● GIVEN PROBLEM
Repeat the listing word for word. No pictures belong in the copy.

● RECORDS TO PROCESS
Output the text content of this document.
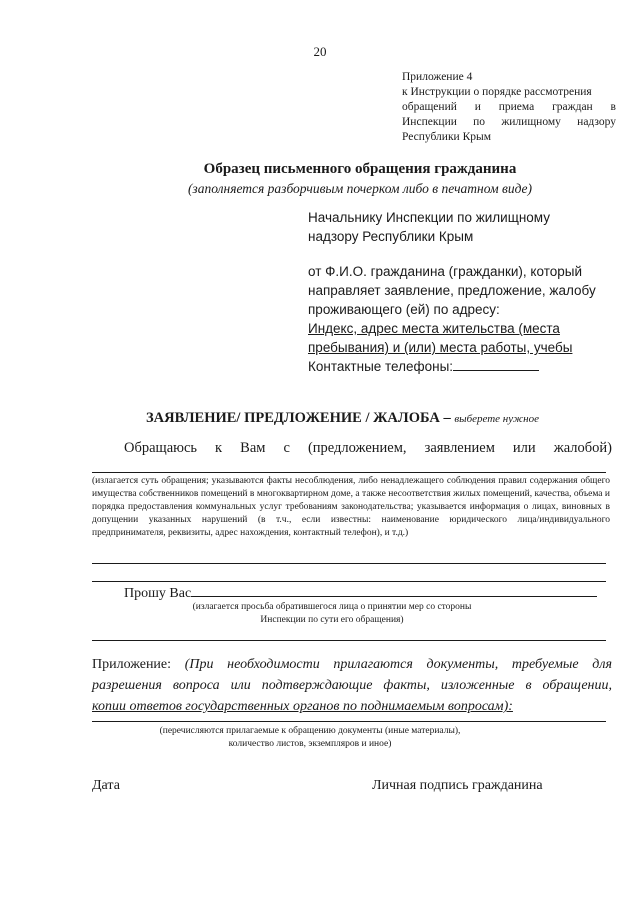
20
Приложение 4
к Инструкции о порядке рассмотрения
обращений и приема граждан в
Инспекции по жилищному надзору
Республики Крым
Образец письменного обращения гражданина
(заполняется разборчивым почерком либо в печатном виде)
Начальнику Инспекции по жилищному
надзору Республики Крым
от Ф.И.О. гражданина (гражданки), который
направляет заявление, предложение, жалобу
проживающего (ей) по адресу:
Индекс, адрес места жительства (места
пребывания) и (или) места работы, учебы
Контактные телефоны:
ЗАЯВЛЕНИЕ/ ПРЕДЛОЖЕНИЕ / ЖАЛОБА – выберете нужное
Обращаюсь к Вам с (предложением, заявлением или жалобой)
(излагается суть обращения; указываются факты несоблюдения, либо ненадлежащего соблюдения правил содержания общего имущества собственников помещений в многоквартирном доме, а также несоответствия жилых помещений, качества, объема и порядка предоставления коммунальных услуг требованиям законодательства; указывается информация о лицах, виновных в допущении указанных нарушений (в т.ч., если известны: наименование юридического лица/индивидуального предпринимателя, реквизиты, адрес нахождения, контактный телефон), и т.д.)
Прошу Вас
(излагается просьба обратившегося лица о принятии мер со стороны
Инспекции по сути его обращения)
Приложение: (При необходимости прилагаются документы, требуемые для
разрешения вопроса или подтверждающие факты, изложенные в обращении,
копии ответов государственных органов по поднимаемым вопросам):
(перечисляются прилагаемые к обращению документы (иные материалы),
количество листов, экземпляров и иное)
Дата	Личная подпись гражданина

● TASK RESPONSE
Output the text content of this document.
20
Приложение 4
к Инструкции о порядке рассмотрения
обращений и приема граждан в
Инспекции по жилищному надзору
Республики Крым
Образец письменного обращения гражданина
(заполняется разборчивым почерком либо в печатном виде)
Начальнику Инспекции по жилищному
надзору Республики Крым
от Ф.И.О. гражданина (гражданки), который
направляет заявление, предложение, жалобу
проживающего (ей) по адресу:
Индекс, адрес места жительства (места
пребывания) и (или) места работы, учебы
Контактные телефоны:
ЗАЯВЛЕНИЕ/ ПРЕДЛОЖЕНИЕ / ЖАЛОБА – выберете нужное
Обращаюсь к Вам с (предложением, заявлением или жалобой)
(излагается суть обращения; указываются факты несоблюдения, либо ненадлежащего соблюдения правил содержания общего имущества собственников помещений в многоквартирном доме, а также несоответствия жилых помещений, качества, объема и порядка предоставления коммунальных услуг требованиям законодательства; указывается информация о лицах, виновных в допущении указанных нарушений (в т.ч., если известны: наименование юридического лица/индивидуального предпринимателя, реквизиты, адрес нахождения, контактный телефон), и т.д.)
Прошу Вас
(излагается просьба обратившегося лица о принятии мер со стороны
Инспекции по сути его обращения)
Приложение: (При необходимости прилагаются документы, требуемые для
разрешения вопроса или подтверждающие факты, изложенные в обращении,
копии ответов государственных органов по поднимаемым вопросам):
(перечисляются прилагаемые к обращению документы (иные материалы),
количество листов, экземпляров и иное)
Дата	Личная подпись гражданина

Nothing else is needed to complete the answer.